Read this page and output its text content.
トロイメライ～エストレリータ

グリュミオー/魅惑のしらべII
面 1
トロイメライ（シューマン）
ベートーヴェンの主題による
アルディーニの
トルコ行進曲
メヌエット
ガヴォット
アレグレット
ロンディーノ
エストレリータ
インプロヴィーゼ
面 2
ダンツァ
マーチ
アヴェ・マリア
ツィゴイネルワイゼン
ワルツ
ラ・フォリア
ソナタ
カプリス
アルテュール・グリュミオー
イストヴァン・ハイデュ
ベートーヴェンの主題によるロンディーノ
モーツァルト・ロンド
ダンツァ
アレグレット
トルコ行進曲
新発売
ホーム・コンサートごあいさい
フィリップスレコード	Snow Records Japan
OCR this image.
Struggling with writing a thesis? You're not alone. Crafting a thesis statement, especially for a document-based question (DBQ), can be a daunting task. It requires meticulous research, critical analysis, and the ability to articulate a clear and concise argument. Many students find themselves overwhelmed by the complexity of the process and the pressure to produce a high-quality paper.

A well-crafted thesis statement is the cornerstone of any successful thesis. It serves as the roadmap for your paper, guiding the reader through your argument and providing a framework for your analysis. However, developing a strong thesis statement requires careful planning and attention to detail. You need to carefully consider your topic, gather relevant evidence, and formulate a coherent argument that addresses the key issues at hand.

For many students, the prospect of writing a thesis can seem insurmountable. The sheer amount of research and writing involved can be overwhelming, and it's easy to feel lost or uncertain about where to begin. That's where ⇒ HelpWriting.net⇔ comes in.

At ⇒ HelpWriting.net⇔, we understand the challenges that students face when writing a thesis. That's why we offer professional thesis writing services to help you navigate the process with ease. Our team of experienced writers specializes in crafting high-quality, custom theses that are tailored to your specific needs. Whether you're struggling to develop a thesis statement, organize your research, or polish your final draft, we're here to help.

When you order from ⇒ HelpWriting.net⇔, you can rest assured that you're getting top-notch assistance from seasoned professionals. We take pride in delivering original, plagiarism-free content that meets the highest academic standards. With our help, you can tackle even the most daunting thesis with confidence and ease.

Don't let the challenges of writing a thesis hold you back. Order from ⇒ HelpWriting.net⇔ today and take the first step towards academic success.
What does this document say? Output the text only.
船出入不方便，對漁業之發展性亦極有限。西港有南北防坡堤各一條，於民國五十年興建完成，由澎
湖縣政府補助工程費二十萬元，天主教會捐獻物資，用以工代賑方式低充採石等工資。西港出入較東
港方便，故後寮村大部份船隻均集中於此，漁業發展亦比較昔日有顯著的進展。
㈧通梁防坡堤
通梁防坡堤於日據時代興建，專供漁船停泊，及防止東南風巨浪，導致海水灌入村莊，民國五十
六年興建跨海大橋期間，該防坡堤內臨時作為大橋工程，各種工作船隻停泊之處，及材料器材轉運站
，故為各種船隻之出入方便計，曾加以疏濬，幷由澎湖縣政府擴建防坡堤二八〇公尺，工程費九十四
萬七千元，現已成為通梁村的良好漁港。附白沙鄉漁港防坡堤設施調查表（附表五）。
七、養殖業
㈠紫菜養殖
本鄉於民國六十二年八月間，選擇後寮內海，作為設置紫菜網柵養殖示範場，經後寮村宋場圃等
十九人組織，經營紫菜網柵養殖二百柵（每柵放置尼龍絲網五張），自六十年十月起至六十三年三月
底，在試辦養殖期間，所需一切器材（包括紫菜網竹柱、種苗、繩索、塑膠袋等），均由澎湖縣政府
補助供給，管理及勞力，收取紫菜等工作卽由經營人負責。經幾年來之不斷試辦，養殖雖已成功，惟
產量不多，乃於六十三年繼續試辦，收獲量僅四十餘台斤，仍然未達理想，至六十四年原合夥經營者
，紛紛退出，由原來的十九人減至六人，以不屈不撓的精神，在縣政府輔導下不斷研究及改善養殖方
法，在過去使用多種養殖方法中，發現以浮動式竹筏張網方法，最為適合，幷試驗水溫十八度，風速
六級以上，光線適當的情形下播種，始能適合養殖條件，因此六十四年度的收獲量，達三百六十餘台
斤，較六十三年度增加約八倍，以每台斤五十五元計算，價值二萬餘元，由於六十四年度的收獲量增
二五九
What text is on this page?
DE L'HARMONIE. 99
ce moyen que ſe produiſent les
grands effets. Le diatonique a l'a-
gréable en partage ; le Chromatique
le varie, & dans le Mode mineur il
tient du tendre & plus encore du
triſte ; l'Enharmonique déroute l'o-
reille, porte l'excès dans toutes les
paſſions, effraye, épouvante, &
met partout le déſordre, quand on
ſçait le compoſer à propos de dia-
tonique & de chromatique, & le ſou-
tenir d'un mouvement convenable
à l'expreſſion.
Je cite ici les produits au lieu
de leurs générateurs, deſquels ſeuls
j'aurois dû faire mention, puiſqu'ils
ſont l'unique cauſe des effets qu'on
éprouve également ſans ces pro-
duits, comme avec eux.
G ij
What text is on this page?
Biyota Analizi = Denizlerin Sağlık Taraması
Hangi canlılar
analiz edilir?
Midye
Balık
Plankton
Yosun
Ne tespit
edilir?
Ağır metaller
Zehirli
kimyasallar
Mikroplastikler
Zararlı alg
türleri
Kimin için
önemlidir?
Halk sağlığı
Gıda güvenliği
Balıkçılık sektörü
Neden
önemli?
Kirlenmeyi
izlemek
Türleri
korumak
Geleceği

.....

## Work required
Restate each record exactly as written.

## Complete output
Read this page and output its text content.
トロイメライ～エストレリータ

グリュミオー/魅惑のしらべII
面 1
トロイメライ（シューマン）
ベートーヴェンの主題による
アルディーニの
トルコ行進曲
メヌエット
ガヴォット
アレグレット
ロンディーノ
エストレリータ
インプロヴィーゼ
面 2
ダンツァ
マーチ
アヴェ・マリア
ツィゴイネルワイゼン
ワルツ
ラ・フォリア
ソナタ
カプリス
アルテュール・グリュミオー
イストヴァン・ハイデュ
ベートーヴェンの主題によるロンディーノ
モーツァルト・ロンド
ダンツァ
アレグレット
トルコ行進曲
新発売
ホーム・コンサートごあいさい
フィリップスレコード	Snow Records Japan
OCR this image.
Struggling with writing a thesis? You're not alone. Crafting a thesis statement, especially for a document-based question (DBQ), can be a daunting task. It requires meticulous research, critical analysis, and the ability to articulate a clear and concise argument. Many students find themselves overwhelmed by the complexity of the process and the pressure to produce a high-quality paper.

A well-crafted thesis statement is the cornerstone of any successful thesis. It serves as the roadmap for your paper, guiding the reader through your argument and providing a framework for your analysis. However, developing a strong thesis statement requires careful planning and attention to detail. You need to carefully consider your topic, gather relevant evidence, and formulate a coherent argument that addresses the key issues at hand.

For many students, the prospect of writing a thesis can seem insurmountable. The sheer amount of research and writing involved can be overwhelming, and it's easy to feel lost or uncertain about where to begin. That's where ⇒ HelpWriting.net⇔ comes in.

At ⇒ HelpWriting.net⇔, we understand the challenges that students face when writing a thesis. That's why we offer professional thesis writing services to help you navigate the process with ease. Our team of experienced writers specializes in crafting high-quality, custom theses that are tailored to your specific needs. Whether you're struggling to develop a thesis statement, organize your research, or polish your final draft, we're here to help.

When you order from ⇒ HelpWriting.net⇔, you can rest assured that you're getting top-notch assistance from seasoned professionals. We take pride in delivering original, plagiarism-free content that meets the highest academic standards. With our help, you can tackle even the most daunting thesis with confidence and ease.

Don't let the challenges of writing a thesis hold you back. Order from ⇒ HelpWriting.net⇔ today and take the first step towards academic success.
What does this document say? Output the text only.
船出入不方便，對漁業之發展性亦極有限。西港有南北防坡堤各一條，於民國五十年興建完成，由澎
湖縣政府補助工程費二十萬元，天主教會捐獻物資，用以工代賑方式低充採石等工資。西港出入較東
港方便，故後寮村大部份船隻均集中於此，漁業發展亦比較昔日有顯著的進展。
㈧通梁防坡堤
通梁防坡堤於日據時代興建，專供漁船停泊，及防止東南風巨浪，導致海水灌入村莊，民國五十
六年興建跨海大橋期間，該防坡堤內臨時作為大橋工程，各種工作船隻停泊之處，及材料器材轉運站
，故為各種船隻之出入方便計，曾加以疏濬，幷由澎湖縣政府擴建防坡堤二八〇公尺，工程費九十四
萬七千元，現已成為通梁村的良好漁港。附白沙鄉漁港防坡堤設施調查表（附表五）。
七、養殖業
㈠紫菜養殖
本鄉於民國六十二年八月間，選擇後寮內海，作為設置紫菜網柵養殖示範場，經後寮村宋場圃等
十九人組織，經營紫菜網柵養殖二百柵（每柵放置尼龍絲網五張），自六十年十月起至六十三年三月
底，在試辦養殖期間，所需一切器材（包括紫菜網竹柱、種苗、繩索、塑膠袋等），均由澎湖縣政府
補助供給，管理及勞力，收取紫菜等工作卽由經營人負責。經幾年來之不斷試辦，養殖雖已成功，惟
產量不多，乃於六十三年繼續試辦，收獲量僅四十餘台斤，仍然未達理想，至六十四年原合夥經營者
，紛紛退出，由原來的十九人減至六人，以不屈不撓的精神，在縣政府輔導下不斷研究及改善養殖方
法，在過去使用多種養殖方法中，發現以浮動式竹筏張網方法，最為適合，幷試驗水溫十八度，風速
六級以上，光線適當的情形下播種，始能適合養殖條件，因此六十四年度的收獲量，達三百六十餘台
斤，較六十三年度增加約八倍，以每台斤五十五元計算，價值二萬餘元，由於六十四年度的收獲量增
二五九
What text is on this page?
DE L'HARMONIE. 99
ce moyen que ſe produiſent les
grands effets. Le diatonique a l'a-
gréable en partage ; le Chromatique
le varie, & dans le Mode mineur il
tient du tendre & plus encore du
triſte ; l'Enharmonique déroute l'o-
reille, porte l'excès dans toutes les
paſſions, effraye, épouvante, &
met partout le déſordre, quand on
ſçait le compoſer à propos de dia-
tonique & de chromatique, & le ſou-
tenir d'un mouvement convenable
à l'expreſſion.
Je cite ici les produits au lieu
de leurs générateurs, deſquels ſeuls
j'aurois dû faire mention, puiſqu'ils
ſont l'unique cauſe des effets qu'on
éprouve également ſans ces pro-
duits, comme avec eux.
G ij
What text is on this page?
Biyota Analizi = Denizlerin Sağlık Taraması
Hangi canlılar
analiz edilir?
Midye
Balık
Plankton
Yosun
Ne tespit
edilir?
Ağır metaller
Zehirli
kimyasallar
Mikroplastikler
Zararlı alg
türleri
Kimin için
önemlidir?
Halk sağlığı
Gıda güvenliği
Balıkçılık sektörü
Neden
önemli?
Kirlenmeyi
izlemek
Türleri
korumak
Geleceği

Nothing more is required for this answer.